Begin

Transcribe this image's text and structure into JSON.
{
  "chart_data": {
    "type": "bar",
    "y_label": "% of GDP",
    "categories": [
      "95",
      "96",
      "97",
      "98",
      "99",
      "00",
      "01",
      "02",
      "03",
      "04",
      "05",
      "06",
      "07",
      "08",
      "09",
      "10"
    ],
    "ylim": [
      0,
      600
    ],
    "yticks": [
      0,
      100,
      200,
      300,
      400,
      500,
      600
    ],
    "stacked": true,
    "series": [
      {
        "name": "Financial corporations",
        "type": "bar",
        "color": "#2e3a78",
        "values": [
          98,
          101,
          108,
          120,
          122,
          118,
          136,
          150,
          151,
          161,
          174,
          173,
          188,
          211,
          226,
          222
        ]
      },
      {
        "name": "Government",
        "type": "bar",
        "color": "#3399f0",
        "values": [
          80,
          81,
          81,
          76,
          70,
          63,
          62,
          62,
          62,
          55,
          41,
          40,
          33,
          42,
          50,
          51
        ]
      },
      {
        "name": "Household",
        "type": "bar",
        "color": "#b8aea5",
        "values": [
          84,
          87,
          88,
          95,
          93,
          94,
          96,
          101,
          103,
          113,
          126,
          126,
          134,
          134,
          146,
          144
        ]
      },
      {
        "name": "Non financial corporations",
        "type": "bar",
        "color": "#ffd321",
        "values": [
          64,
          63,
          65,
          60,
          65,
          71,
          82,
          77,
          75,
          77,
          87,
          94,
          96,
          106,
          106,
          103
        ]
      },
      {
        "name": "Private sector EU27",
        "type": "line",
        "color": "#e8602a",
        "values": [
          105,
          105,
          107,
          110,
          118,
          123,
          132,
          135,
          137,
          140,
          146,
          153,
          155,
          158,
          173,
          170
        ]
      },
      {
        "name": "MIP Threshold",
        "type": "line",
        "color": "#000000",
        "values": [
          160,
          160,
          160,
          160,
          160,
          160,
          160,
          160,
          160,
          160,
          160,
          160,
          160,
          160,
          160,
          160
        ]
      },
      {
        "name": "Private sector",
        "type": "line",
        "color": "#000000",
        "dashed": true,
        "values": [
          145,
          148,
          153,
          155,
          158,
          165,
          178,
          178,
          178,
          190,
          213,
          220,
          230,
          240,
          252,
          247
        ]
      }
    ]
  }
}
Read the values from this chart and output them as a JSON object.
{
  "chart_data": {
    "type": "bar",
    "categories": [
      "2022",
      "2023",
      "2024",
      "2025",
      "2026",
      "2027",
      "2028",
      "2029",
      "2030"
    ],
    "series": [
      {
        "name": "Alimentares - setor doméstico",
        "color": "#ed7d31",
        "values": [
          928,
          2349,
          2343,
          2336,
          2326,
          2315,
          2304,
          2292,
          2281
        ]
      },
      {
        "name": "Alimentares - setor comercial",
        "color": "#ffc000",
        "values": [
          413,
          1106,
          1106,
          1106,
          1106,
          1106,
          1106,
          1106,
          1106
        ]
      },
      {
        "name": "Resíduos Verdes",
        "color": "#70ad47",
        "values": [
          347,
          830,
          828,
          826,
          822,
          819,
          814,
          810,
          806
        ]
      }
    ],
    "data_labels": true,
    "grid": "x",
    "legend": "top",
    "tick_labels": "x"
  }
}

End
Begin

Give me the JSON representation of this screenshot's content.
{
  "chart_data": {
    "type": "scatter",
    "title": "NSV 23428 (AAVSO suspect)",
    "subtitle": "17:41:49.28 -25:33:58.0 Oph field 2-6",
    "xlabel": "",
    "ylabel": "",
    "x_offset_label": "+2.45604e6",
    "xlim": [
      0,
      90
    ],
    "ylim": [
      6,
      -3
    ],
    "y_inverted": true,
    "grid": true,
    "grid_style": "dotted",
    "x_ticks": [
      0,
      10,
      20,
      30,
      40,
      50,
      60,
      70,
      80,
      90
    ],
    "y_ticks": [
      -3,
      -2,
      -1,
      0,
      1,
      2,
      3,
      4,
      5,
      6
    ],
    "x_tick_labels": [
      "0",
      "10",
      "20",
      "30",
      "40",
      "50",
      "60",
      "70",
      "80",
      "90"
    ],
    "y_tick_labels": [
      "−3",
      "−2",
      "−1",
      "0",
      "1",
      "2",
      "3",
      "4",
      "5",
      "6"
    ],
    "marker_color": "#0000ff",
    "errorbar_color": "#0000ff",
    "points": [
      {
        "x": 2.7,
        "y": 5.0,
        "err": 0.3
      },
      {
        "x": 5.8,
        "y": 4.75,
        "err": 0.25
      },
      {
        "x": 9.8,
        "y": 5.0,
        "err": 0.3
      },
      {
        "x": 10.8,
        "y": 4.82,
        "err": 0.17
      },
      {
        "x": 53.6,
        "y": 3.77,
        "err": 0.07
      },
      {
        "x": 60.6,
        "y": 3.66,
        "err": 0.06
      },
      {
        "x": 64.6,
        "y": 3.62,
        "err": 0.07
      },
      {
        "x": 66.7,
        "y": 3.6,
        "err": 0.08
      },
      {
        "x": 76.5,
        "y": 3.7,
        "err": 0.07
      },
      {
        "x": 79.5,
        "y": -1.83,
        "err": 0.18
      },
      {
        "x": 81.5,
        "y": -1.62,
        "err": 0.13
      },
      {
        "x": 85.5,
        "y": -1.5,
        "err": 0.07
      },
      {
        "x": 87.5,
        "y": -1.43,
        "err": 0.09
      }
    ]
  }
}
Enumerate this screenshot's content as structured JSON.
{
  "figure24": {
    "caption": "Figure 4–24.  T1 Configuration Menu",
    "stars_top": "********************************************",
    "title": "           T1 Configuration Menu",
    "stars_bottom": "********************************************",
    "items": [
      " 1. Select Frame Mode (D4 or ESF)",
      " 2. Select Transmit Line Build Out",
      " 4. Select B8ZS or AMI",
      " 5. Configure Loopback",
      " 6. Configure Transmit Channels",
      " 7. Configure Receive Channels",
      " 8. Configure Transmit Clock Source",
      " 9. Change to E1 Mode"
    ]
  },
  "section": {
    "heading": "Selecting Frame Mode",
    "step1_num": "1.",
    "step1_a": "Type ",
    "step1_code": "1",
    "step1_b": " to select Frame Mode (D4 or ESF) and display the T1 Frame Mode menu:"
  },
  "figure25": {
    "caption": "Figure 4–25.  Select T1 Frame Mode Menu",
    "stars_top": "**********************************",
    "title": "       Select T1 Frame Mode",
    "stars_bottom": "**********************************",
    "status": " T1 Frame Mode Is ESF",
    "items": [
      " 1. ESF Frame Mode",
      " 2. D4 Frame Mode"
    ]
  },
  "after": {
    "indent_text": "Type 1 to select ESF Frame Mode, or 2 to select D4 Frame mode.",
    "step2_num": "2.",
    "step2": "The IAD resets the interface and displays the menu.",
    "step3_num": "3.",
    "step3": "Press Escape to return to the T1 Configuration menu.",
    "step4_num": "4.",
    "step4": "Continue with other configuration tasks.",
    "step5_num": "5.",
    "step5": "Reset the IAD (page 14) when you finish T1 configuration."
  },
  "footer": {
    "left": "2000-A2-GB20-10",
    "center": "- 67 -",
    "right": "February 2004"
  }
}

End

### Prompt:
Of the lines in this listing, report how many contain the string "Channels", and give the number only.

### Answer to this problem:
2